:: Provided data

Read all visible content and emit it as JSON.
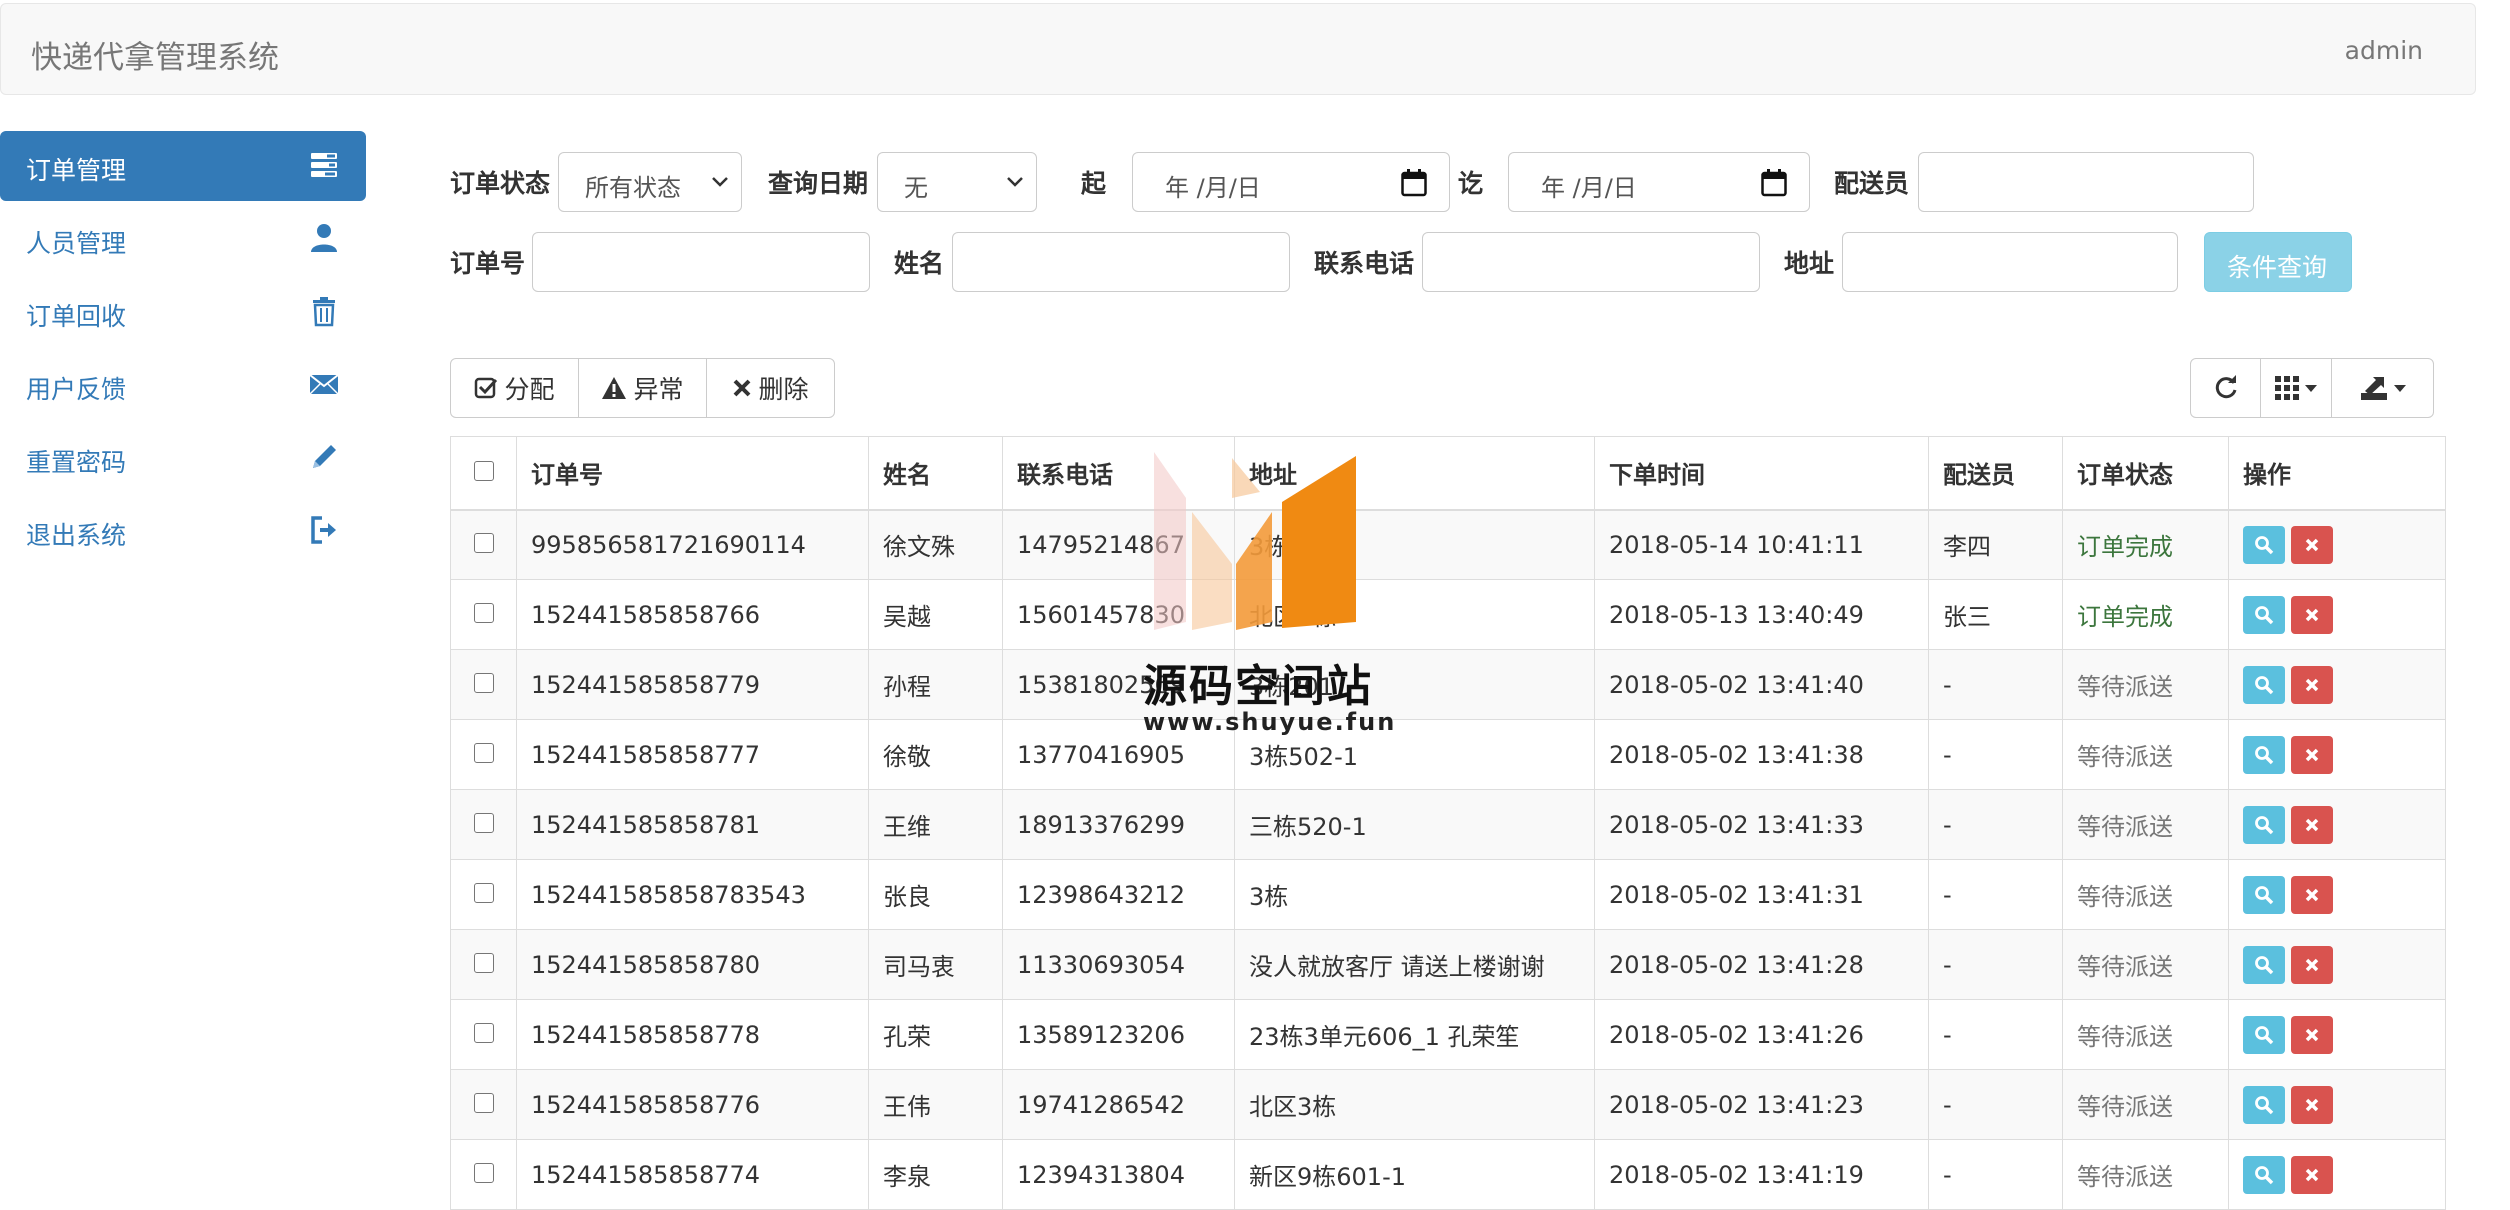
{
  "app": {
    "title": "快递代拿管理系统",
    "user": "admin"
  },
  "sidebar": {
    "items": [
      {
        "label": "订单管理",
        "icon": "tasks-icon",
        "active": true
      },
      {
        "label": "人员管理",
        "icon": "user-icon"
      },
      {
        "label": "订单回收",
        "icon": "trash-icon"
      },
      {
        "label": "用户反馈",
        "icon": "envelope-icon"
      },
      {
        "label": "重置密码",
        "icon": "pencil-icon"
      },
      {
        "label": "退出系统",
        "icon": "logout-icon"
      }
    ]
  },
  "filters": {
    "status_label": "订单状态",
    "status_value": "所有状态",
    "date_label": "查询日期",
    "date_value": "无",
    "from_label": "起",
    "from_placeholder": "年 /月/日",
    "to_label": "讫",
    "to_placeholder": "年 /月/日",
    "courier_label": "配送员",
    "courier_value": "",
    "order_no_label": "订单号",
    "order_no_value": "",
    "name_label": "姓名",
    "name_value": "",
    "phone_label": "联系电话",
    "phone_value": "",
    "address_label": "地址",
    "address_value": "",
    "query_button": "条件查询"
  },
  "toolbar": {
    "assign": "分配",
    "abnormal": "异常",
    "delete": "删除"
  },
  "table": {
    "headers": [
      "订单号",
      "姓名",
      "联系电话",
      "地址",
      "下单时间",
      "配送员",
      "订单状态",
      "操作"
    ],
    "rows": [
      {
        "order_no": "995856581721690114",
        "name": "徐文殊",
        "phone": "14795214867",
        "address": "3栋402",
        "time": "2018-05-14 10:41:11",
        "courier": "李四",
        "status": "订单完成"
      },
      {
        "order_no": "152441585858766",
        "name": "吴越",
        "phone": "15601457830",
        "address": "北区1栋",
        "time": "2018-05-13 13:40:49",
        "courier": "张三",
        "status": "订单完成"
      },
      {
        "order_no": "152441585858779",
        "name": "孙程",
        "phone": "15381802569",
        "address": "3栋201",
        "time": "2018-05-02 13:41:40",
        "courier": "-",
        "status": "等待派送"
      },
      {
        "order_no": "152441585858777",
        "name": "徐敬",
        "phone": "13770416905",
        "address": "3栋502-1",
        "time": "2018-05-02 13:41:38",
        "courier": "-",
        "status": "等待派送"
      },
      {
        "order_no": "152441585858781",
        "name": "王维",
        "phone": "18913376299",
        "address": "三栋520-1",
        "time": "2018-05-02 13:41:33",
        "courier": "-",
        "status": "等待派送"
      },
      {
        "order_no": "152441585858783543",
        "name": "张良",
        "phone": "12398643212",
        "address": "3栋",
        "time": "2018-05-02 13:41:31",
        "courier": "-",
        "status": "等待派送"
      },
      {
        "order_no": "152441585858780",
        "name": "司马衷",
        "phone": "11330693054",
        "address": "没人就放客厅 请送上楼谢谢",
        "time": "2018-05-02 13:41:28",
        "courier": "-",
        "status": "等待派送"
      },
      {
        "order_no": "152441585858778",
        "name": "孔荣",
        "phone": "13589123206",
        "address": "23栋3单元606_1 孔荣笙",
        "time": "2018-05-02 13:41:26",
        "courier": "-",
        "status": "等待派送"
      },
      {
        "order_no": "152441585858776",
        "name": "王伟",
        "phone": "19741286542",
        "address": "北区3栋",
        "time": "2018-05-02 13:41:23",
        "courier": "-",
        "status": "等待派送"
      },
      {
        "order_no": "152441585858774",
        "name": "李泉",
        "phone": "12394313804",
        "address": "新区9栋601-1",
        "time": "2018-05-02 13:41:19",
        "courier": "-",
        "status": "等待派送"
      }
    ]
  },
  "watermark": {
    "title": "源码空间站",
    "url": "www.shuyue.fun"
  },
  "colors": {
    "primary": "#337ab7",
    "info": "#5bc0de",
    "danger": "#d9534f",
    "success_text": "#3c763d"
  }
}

::::
:: Provided data

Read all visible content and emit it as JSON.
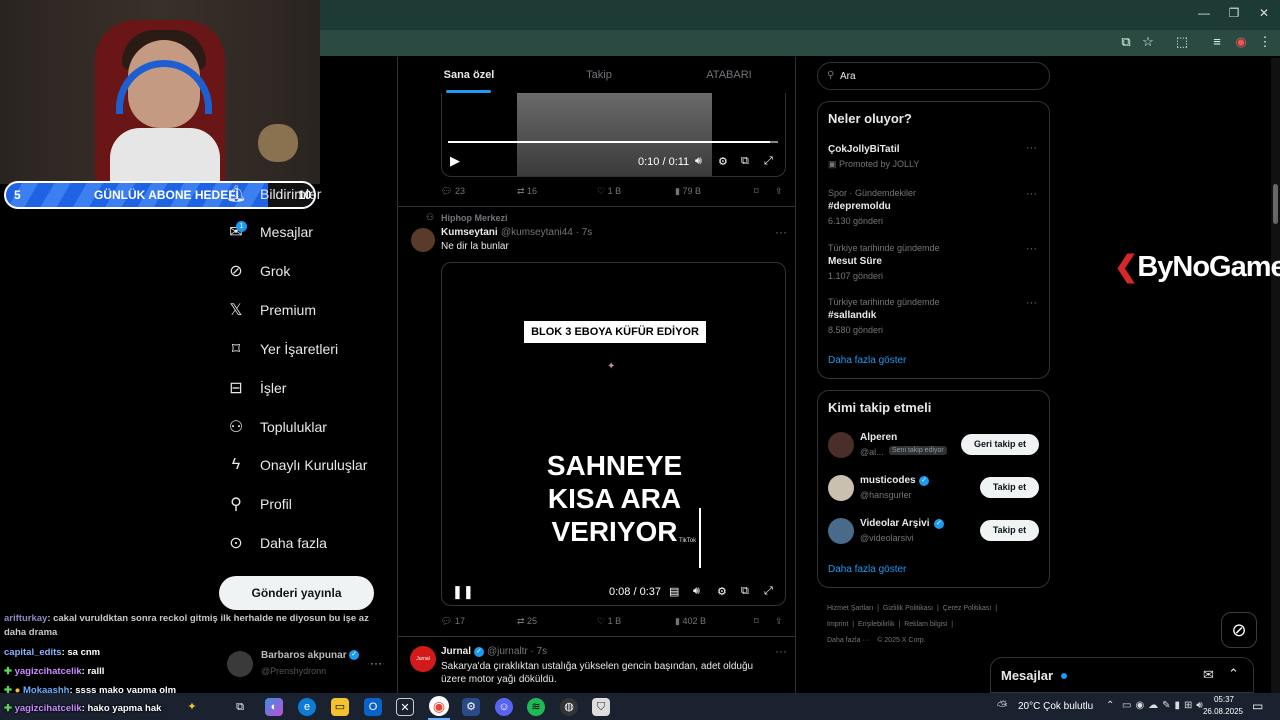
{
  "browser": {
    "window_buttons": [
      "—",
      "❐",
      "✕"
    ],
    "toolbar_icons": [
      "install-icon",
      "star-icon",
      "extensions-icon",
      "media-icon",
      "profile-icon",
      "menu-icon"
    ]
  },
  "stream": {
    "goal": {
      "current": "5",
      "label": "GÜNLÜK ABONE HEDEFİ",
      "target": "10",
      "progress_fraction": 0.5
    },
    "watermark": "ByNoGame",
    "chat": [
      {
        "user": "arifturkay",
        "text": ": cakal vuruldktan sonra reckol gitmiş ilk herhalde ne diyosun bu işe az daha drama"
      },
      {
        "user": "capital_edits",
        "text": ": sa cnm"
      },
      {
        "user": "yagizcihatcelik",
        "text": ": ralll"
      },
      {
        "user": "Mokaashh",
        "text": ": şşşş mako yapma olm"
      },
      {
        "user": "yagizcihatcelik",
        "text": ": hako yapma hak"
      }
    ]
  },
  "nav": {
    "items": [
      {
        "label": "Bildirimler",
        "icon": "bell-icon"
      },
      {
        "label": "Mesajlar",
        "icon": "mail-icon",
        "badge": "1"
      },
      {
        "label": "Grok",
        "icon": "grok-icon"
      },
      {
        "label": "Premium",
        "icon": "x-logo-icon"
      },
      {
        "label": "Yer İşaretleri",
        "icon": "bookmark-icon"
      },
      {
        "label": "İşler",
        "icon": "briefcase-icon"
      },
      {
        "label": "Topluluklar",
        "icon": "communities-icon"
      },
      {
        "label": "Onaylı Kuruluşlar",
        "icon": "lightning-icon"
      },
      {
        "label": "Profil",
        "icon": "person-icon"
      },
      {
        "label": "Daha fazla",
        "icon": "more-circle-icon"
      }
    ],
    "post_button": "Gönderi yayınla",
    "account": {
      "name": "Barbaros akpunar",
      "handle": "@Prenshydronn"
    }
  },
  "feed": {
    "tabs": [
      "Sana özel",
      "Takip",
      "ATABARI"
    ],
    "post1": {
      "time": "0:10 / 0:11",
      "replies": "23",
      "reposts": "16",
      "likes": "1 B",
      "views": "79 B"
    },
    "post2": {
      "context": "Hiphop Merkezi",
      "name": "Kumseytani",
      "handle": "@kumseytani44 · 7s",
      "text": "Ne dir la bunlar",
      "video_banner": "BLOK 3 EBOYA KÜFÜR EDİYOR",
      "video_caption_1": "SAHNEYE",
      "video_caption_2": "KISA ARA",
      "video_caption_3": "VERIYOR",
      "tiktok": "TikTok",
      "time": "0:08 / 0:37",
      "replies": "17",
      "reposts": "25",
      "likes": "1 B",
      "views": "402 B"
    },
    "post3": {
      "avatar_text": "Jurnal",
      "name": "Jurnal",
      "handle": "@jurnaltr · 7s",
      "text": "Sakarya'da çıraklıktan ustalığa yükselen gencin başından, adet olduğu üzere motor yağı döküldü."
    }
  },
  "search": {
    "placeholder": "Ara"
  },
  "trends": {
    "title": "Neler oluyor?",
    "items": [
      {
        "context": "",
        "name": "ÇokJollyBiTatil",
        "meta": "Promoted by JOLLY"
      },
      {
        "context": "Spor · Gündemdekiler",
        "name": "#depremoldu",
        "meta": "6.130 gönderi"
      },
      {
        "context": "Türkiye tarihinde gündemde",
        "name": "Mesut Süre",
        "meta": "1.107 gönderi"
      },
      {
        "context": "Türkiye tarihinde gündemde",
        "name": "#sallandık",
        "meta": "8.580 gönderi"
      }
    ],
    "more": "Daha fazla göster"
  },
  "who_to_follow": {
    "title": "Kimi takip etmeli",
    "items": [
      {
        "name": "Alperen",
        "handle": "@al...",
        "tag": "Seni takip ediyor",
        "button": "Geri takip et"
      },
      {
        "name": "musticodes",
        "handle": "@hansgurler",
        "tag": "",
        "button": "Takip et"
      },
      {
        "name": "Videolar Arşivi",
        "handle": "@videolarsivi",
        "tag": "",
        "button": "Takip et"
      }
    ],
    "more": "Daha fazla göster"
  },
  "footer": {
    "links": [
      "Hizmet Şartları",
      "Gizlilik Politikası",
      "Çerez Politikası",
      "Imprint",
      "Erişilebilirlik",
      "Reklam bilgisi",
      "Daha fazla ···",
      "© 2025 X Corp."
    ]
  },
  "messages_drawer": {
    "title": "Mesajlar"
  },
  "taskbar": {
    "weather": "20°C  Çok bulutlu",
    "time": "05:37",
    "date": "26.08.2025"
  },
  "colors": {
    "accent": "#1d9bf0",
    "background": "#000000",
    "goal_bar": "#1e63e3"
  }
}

::::

Problem requirements =
Point out every line holding the string "title" and copy it.

Response to this exercise =
    "title": "快递代拿管理系统",
    "title": "源码空间站",
    "title": "Neler oluyor?",
    "title": "Kimi takip etmeli",
    "title": "Mesajlar"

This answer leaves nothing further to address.